What you will do
Copy out every line that contains the word "skew".

>> start

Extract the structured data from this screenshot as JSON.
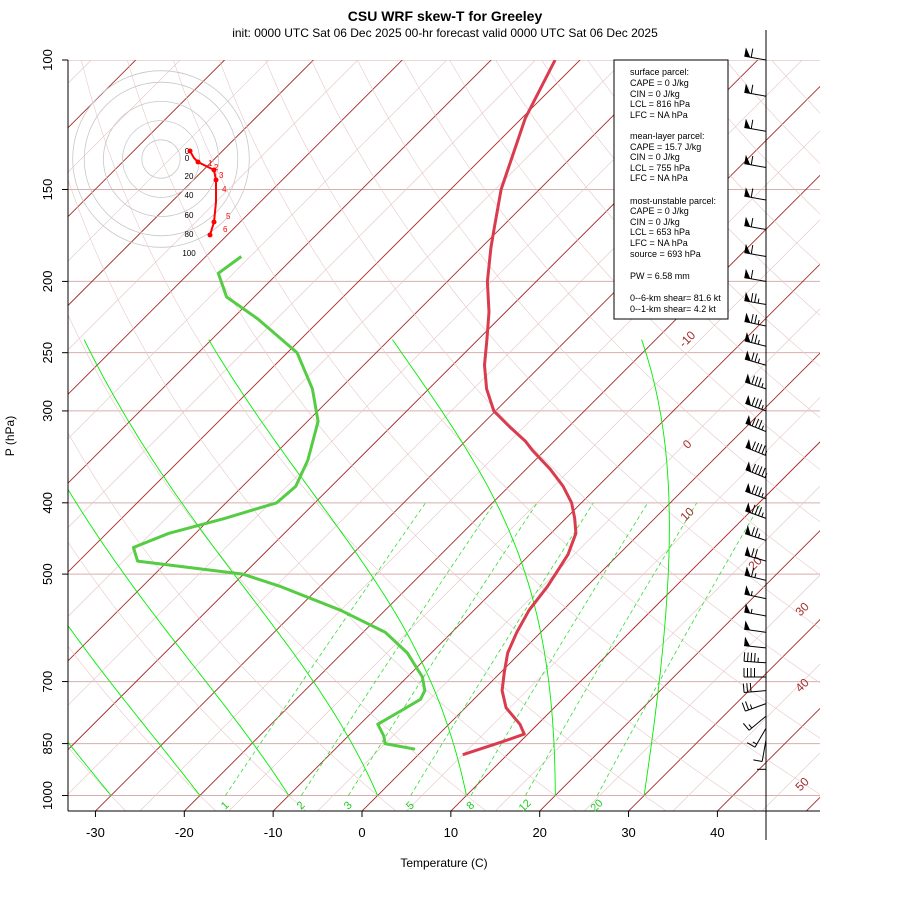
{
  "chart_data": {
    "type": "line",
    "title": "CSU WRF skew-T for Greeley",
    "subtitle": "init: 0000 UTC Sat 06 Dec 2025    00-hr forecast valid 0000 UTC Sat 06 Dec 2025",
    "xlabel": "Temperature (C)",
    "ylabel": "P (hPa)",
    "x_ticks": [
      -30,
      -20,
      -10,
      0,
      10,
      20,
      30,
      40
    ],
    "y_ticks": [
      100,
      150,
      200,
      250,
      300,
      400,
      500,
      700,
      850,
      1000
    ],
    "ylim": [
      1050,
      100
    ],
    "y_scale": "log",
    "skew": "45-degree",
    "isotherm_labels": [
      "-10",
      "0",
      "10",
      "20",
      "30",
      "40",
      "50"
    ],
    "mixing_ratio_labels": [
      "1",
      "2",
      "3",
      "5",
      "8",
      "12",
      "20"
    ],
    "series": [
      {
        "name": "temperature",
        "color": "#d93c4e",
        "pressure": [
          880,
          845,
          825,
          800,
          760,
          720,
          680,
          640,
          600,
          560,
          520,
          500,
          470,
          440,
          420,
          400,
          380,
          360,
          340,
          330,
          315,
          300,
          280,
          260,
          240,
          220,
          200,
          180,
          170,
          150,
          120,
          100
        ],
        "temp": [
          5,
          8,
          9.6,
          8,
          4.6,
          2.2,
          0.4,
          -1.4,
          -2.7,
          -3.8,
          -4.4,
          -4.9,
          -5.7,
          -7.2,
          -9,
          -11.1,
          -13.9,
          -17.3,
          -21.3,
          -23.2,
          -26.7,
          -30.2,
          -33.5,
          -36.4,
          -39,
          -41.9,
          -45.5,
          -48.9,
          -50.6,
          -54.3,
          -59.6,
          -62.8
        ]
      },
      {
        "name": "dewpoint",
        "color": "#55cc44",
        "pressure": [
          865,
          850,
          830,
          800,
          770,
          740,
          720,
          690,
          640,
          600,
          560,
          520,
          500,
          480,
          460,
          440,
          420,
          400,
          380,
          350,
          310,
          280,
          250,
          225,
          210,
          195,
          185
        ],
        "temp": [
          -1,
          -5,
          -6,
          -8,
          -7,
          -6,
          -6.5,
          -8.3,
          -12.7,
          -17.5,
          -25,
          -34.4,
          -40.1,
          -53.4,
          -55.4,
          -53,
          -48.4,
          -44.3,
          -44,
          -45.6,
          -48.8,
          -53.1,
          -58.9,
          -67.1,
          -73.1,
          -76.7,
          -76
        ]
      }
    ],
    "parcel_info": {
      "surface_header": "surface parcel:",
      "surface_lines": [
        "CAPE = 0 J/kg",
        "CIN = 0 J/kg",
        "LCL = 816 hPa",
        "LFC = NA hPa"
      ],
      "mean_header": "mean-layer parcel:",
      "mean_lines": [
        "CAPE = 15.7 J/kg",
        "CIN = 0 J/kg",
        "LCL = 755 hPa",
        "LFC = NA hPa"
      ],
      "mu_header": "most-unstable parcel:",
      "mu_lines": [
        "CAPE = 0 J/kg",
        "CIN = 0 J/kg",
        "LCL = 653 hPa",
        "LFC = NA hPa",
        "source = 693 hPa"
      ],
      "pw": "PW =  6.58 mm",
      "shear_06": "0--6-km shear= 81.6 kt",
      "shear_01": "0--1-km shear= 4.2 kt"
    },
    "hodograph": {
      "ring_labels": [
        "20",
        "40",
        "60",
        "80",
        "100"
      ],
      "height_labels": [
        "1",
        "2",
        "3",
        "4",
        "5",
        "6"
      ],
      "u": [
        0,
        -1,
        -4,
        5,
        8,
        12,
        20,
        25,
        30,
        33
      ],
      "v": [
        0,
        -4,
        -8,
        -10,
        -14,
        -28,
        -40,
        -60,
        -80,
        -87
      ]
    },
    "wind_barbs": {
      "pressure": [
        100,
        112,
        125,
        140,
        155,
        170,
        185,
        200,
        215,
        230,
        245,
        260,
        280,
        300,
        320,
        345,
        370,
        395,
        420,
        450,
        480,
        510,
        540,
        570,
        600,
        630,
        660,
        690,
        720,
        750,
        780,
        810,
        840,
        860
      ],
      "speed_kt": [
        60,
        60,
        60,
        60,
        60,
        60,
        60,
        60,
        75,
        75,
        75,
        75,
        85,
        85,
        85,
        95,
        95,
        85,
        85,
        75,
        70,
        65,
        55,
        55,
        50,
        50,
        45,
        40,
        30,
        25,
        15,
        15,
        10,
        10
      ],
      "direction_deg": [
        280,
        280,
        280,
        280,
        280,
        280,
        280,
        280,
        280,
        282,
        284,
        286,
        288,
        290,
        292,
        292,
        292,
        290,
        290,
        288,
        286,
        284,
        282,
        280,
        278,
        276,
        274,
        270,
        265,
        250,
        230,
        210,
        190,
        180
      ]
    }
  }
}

>> end

Solution to the exercise
    "title": "CSU WRF skew-T for Greeley",
    "skew": "45-degree",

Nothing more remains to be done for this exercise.